--- Start LISTED RECORDS ---
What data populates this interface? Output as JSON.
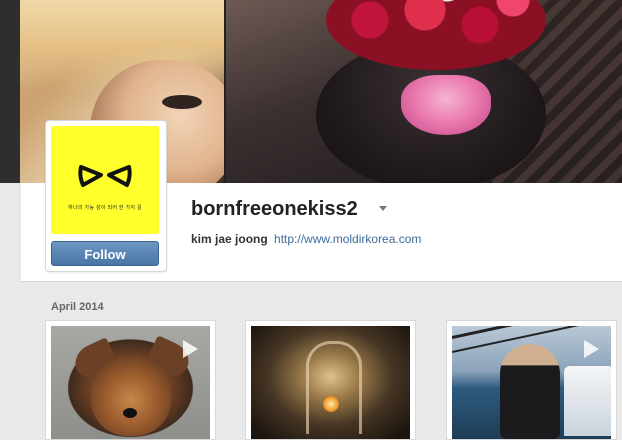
{
  "profile": {
    "username": "bornfreeonekiss2",
    "full_name": "kim jae joong",
    "website": "http://www.moldirkorea.com",
    "avatar_text": "하나의 가능 성이 되어 한 가지 길",
    "follow_label": "Follow"
  },
  "feed": {
    "month_label": "April 2014",
    "items": [
      {
        "type": "video",
        "icon": "play-icon"
      },
      {
        "type": "photo"
      },
      {
        "type": "video",
        "icon": "play-icon"
      }
    ]
  },
  "colors": {
    "follow_button": "#4a76a5",
    "link": "#3f6c9a",
    "avatar_bg": "#ffff2b"
  }
}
--- End LISTED RECORDS ---
Quote in full the listing given above; the images are to be left out.

## THE OUTPUT:
What data populates this interface? Output as JSON.
{
  "profile": {
    "username": "bornfreeonekiss2",
    "full_name": "kim jae joong",
    "website": "http://www.moldirkorea.com",
    "avatar_text": "하나의 가능 성이 되어 한 가지 길",
    "follow_label": "Follow"
  },
  "feed": {
    "month_label": "April 2014",
    "items": [
      {
        "type": "video",
        "icon": "play-icon"
      },
      {
        "type": "photo"
      },
      {
        "type": "video",
        "icon": "play-icon"
      }
    ]
  },
  "colors": {
    "follow_button": "#4a76a5",
    "link": "#3f6c9a",
    "avatar_bg": "#ffff2b"
  }
}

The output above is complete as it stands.